▸ Texte retenu
====

Dolisie se prépare à accueillir la BEAC
La cité du Niari s’anime depuis la cérémonie du 8 novembre. Sur un terrain rouge encore vierge, Pierre Mabiala a planté un piquet symbolique et rappelé « la vocation de Dolisie à devenir un pôle financier de l’ouest ». L’image a marqué les esprits.
L’emplacement retenu, derrière le garage administratif, offre une visibilité immédiate sur l’avenue principale et un accès rapide aux grands axes routiers reliant Pointe-Noire et Brazzaville. Les topographes ont déjà délimité trois hectares destinés aux futurs bureaux, parkings et espaces verts.
Cette implantation portera à cinq le nombre d’agences de la BEAC au Congo-Brazzaville, aux côtés de Brazzaville, Pointe-Noire, Ouesso et Oyo. Le réseau national couvrira ainsi les principaux corridors économiques, selon l’institution de Yaoundé chargée de la politique monétaire régionale.
Un choix stratégique pour l’économie du Niari
Les autorités économiques soulignent que le Niari affiche la plus forte croissance agro-industrielle du pays. Plantations d’huile de palme, forêts certifiées et mines de talc irriguent déjà un tissu de PME exportatrices. Une agence centrale de la BEAC doit fluidifier leurs flux financiers.
« Nos camions mettent six heures pour rallier Pointe-Noire afin d’y déposer la recette du jour », décrit Jean-Baptiste Ngouari, transporteur. « Demain, nous passerons au guichet à midi et retournerons au chantier avant la tombée du soleil ». La perspective séduit les patrons locaux.

====

▸ Données

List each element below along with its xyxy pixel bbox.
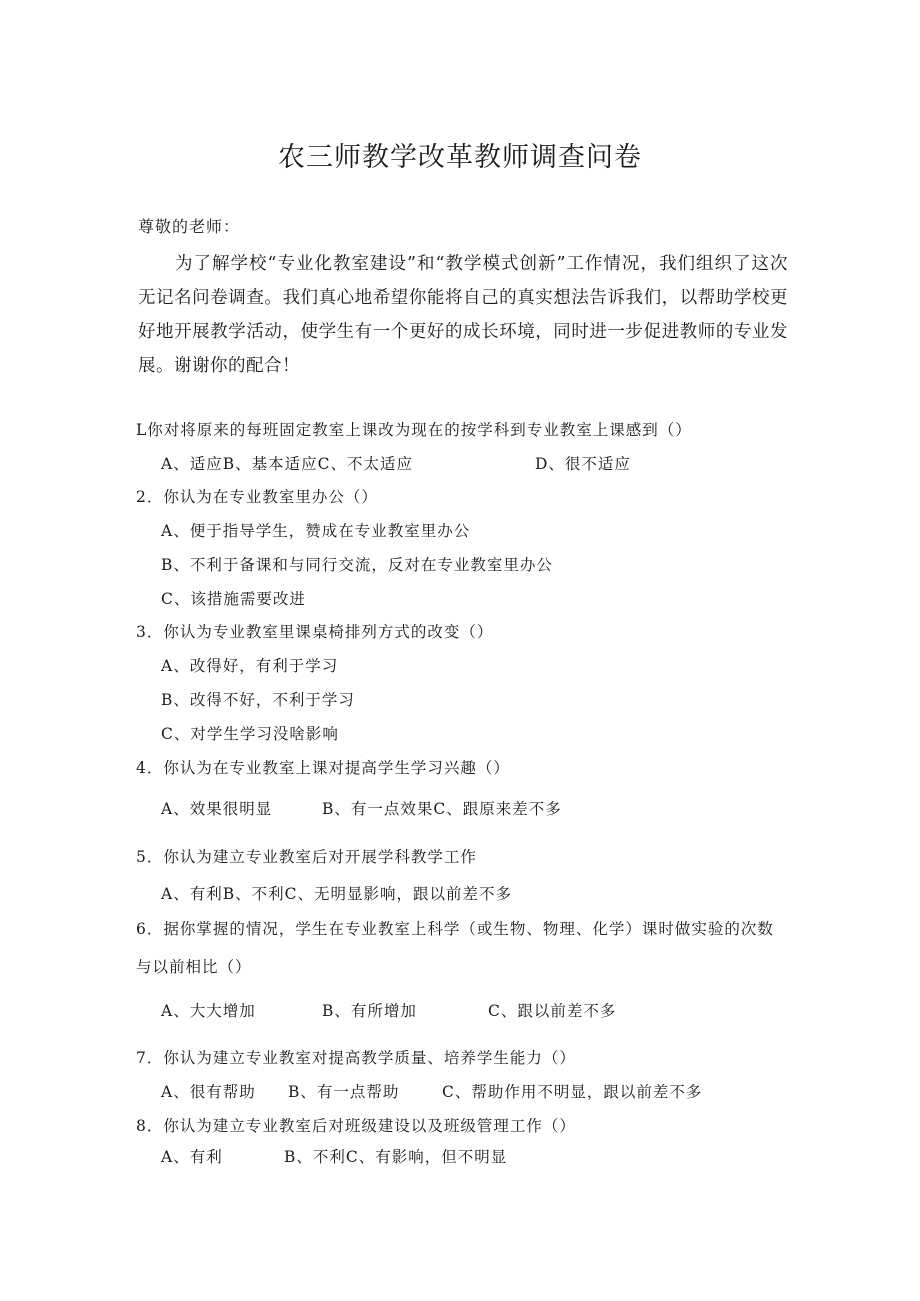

====

Ces affirmations sont-elles conformes au texte retenu ? Répondez par oui ou par non à chacune et citez les mots du texte qui tranchent.
1. Le terrain choisi pour l’agence se trouve derrière le garage administratif.
2. Avant l’implantation de Dolisie, la BEAC compte déjà cinq agences au Congo-Brazzaville.
3. Les topographes ont délimité deux hectares pour le projet.

▸ Corrigé
1. Oui : « L’emplacement retenu, derrière le garage administratif ».
2. Non : « Cette implantation portera à cinq le nombre d’agences de la BEAC au Congo-Brazzaville ».
3. Non : « Les topographes ont déjà délimité trois hectares ».